Instructions for the task » Every record below is to be retyped exactly.

Dataset »
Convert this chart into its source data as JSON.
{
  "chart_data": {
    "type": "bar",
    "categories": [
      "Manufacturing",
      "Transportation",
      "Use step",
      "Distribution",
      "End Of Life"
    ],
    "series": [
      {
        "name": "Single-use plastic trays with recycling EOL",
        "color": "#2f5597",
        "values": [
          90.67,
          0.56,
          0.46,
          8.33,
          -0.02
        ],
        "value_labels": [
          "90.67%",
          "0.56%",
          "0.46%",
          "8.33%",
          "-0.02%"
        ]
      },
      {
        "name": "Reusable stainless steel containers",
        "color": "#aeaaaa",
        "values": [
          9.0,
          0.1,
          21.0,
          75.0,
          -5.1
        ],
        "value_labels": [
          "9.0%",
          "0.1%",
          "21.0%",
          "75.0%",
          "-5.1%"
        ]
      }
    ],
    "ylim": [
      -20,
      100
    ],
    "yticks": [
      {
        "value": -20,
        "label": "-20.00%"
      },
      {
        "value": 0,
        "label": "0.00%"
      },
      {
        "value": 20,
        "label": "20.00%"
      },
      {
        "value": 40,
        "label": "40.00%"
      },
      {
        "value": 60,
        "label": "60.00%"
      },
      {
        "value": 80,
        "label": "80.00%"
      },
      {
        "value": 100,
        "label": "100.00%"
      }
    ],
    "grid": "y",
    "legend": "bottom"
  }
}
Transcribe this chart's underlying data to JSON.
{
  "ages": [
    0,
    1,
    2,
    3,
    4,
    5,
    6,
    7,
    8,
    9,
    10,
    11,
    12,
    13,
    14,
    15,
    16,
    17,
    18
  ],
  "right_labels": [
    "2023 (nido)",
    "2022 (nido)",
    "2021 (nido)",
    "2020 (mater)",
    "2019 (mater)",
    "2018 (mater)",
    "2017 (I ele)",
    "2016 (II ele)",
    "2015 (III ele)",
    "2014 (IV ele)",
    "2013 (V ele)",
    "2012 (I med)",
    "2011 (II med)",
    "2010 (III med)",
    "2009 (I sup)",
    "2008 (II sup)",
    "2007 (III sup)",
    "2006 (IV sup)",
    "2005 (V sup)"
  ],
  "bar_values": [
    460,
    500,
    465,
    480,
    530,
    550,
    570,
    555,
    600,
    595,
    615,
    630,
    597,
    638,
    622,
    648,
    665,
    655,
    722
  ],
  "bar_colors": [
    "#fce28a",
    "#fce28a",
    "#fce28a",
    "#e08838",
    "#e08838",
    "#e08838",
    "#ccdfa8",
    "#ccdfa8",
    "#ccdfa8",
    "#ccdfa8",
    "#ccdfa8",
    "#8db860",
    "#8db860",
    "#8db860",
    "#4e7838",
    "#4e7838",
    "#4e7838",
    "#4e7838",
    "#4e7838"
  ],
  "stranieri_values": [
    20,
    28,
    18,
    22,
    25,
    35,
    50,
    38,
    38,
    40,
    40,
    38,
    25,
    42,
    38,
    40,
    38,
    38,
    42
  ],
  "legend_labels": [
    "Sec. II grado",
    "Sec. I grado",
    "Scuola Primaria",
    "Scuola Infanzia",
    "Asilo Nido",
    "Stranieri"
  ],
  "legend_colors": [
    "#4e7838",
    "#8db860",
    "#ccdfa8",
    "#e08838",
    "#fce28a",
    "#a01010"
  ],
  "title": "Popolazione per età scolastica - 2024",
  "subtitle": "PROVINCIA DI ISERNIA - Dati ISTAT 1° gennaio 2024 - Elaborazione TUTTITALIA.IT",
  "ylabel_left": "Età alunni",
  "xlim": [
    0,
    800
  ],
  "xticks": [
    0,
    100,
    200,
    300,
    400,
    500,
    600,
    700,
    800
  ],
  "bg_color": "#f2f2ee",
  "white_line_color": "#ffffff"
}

Worked solution »
Convert this chart into its source data as JSON.
{
  "chart_data": {
    "type": "bar",
    "categories": [
      "Manufacturing",
      "Transportation",
      "Use step",
      "Distribution",
      "End Of Life"
    ],
    "series": [
      {
        "name": "Single-use plastic trays with recycling EOL",
        "color": "#2f5597",
        "values": [
          90.67,
          0.56,
          0.46,
          8.33,
          -0.02
        ],
        "value_labels": [
          "90.67%",
          "0.56%",
          "0.46%",
          "8.33%",
          "-0.02%"
        ]
      },
      {
        "name": "Reusable stainless steel containers",
        "color": "#aeaaaa",
        "values": [
          9.0,
          0.1,
          21.0,
          75.0,
          -5.1
        ],
        "value_labels": [
          "9.0%",
          "0.1%",
          "21.0%",
          "75.0%",
          "-5.1%"
        ]
      }
    ],
    "ylim": [
      -20,
      100
    ],
    "yticks": [
      {
        "value": -20,
        "label": "-20.00%"
      },
      {
        "value": 0,
        "label": "0.00%"
      },
      {
        "value": 20,
        "label": "20.00%"
      },
      {
        "value": 40,
        "label": "40.00%"
      },
      {
        "value": 60,
        "label": "60.00%"
      },
      {
        "value": 80,
        "label": "80.00%"
      },
      {
        "value": 100,
        "label": "100.00%"
      }
    ],
    "grid": "y",
    "legend": "bottom"
  }
}
Transcribe this chart's underlying data to JSON.
{
  "ages": [
    0,
    1,
    2,
    3,
    4,
    5,
    6,
    7,
    8,
    9,
    10,
    11,
    12,
    13,
    14,
    15,
    16,
    17,
    18
  ],
  "right_labels": [
    "2023 (nido)",
    "2022 (nido)",
    "2021 (nido)",
    "2020 (mater)",
    "2019 (mater)",
    "2018 (mater)",
    "2017 (I ele)",
    "2016 (II ele)",
    "2015 (III ele)",
    "2014 (IV ele)",
    "2013 (V ele)",
    "2012 (I med)",
    "2011 (II med)",
    "2010 (III med)",
    "2009 (I sup)",
    "2008 (II sup)",
    "2007 (III sup)",
    "2006 (IV sup)",
    "2005 (V sup)"
  ],
  "bar_values": [
    460,
    500,
    465,
    480,
    530,
    550,
    570,
    555,
    600,
    595,
    615,
    630,
    597,
    638,
    622,
    648,
    665,
    655,
    722
  ],
  "bar_colors": [
    "#fce28a",
    "#fce28a",
    "#fce28a",
    "#e08838",
    "#e08838",
    "#e08838",
    "#ccdfa8",
    "#ccdfa8",
    "#ccdfa8",
    "#ccdfa8",
    "#ccdfa8",
    "#8db860",
    "#8db860",
    "#8db860",
    "#4e7838",
    "#4e7838",
    "#4e7838",
    "#4e7838",
    "#4e7838"
  ],
  "stranieri_values": [
    20,
    28,
    18,
    22,
    25,
    35,
    50,
    38,
    38,
    40,
    40,
    38,
    25,
    42,
    38,
    40,
    38,
    38,
    42
  ],
  "legend_labels": [
    "Sec. II grado",
    "Sec. I grado",
    "Scuola Primaria",
    "Scuola Infanzia",
    "Asilo Nido",
    "Stranieri"
  ],
  "legend_colors": [
    "#4e7838",
    "#8db860",
    "#ccdfa8",
    "#e08838",
    "#fce28a",
    "#a01010"
  ],
  "title": "Popolazione per età scolastica - 2024",
  "subtitle": "PROVINCIA DI ISERNIA - Dati ISTAT 1° gennaio 2024 - Elaborazione TUTTITALIA.IT",
  "ylabel_left": "Età alunni",
  "xlim": [
    0,
    800
  ],
  "xticks": [
    0,
    100,
    200,
    300,
    400,
    500,
    600,
    700,
    800
  ],
  "bg_color": "#f2f2ee",
  "white_line_color": "#ffffff"
}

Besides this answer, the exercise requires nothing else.